Give the listing again in full, exactly as written.

(Stored entries)
——

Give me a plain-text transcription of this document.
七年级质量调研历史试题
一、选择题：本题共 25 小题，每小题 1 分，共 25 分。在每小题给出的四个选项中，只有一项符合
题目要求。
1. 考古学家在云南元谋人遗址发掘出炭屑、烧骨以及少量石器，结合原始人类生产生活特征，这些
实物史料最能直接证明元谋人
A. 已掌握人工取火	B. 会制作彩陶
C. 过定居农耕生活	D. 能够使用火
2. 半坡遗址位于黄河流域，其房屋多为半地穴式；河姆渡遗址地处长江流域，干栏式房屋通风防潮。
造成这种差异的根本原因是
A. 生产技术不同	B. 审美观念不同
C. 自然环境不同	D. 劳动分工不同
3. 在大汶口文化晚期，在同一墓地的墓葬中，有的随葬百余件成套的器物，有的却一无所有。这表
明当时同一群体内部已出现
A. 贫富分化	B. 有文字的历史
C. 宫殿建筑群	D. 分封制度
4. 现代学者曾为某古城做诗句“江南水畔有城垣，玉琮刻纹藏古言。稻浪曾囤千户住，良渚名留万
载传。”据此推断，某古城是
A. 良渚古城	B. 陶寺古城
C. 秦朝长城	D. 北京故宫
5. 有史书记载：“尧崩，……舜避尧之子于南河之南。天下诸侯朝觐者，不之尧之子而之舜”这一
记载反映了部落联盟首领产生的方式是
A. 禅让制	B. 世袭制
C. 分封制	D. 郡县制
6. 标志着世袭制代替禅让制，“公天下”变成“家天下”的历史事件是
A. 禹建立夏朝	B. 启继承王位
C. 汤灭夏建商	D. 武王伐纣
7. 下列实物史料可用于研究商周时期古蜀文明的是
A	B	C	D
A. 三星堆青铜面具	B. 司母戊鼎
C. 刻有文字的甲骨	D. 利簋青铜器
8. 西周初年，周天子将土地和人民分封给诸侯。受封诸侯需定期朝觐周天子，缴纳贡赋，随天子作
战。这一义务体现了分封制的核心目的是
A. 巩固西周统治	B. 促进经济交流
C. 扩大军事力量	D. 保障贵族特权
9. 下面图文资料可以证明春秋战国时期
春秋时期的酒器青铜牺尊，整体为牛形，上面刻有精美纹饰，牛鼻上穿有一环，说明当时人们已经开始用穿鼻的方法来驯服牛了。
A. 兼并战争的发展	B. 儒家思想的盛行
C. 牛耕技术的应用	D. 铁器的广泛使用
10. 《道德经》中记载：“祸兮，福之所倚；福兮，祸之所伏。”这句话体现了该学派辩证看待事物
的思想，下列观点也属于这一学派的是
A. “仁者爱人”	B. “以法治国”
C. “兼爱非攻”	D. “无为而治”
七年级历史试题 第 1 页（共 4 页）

——

- **COMPLETE ANSWER**
Give me a plain-text transcription of this document.
七年级质量调研历史试题
一、选择题：本题共 25 小题，每小题 1 分，共 25 分。在每小题给出的四个选项中，只有一项符合
题目要求。
1. 考古学家在云南元谋人遗址发掘出炭屑、烧骨以及少量石器，结合原始人类生产生活特征，这些
实物史料最能直接证明元谋人
A. 已掌握人工取火	B. 会制作彩陶
C. 过定居农耕生活	D. 能够使用火
2. 半坡遗址位于黄河流域，其房屋多为半地穴式；河姆渡遗址地处长江流域，干栏式房屋通风防潮。
造成这种差异的根本原因是
A. 生产技术不同	B. 审美观念不同
C. 自然环境不同	D. 劳动分工不同
3. 在大汶口文化晚期，在同一墓地的墓葬中，有的随葬百余件成套的器物，有的却一无所有。这表
明当时同一群体内部已出现
A. 贫富分化	B. 有文字的历史
C. 宫殿建筑群	D. 分封制度
4. 现代学者曾为某古城做诗句“江南水畔有城垣，玉琮刻纹藏古言。稻浪曾囤千户住，良渚名留万
载传。”据此推断，某古城是
A. 良渚古城	B. 陶寺古城
C. 秦朝长城	D. 北京故宫
5. 有史书记载：“尧崩，……舜避尧之子于南河之南。天下诸侯朝觐者，不之尧之子而之舜”这一
记载反映了部落联盟首领产生的方式是
A. 禅让制	B. 世袭制
C. 分封制	D. 郡县制
6. 标志着世袭制代替禅让制，“公天下”变成“家天下”的历史事件是
A. 禹建立夏朝	B. 启继承王位
C. 汤灭夏建商	D. 武王伐纣
7. 下列实物史料可用于研究商周时期古蜀文明的是
A	B	C	D
A. 三星堆青铜面具	B. 司母戊鼎
C. 刻有文字的甲骨	D. 利簋青铜器
8. 西周初年，周天子将土地和人民分封给诸侯。受封诸侯需定期朝觐周天子，缴纳贡赋，随天子作
战。这一义务体现了分封制的核心目的是
A. 巩固西周统治	B. 促进经济交流
C. 扩大军事力量	D. 保障贵族特权
9. 下面图文资料可以证明春秋战国时期
春秋时期的酒器青铜牺尊，整体为牛形，上面刻有精美纹饰，牛鼻上穿有一环，说明当时人们已经开始用穿鼻的方法来驯服牛了。
A. 兼并战争的发展	B. 儒家思想的盛行
C. 牛耕技术的应用	D. 铁器的广泛使用
10. 《道德经》中记载：“祸兮，福之所倚；福兮，祸之所伏。”这句话体现了该学派辩证看待事物
的思想，下列观点也属于这一学派的是
A. “仁者爱人”	B. “以法治国”
C. “兼爱非攻”	D. “无为而治”
七年级历史试题 第 1 页（共 4 页）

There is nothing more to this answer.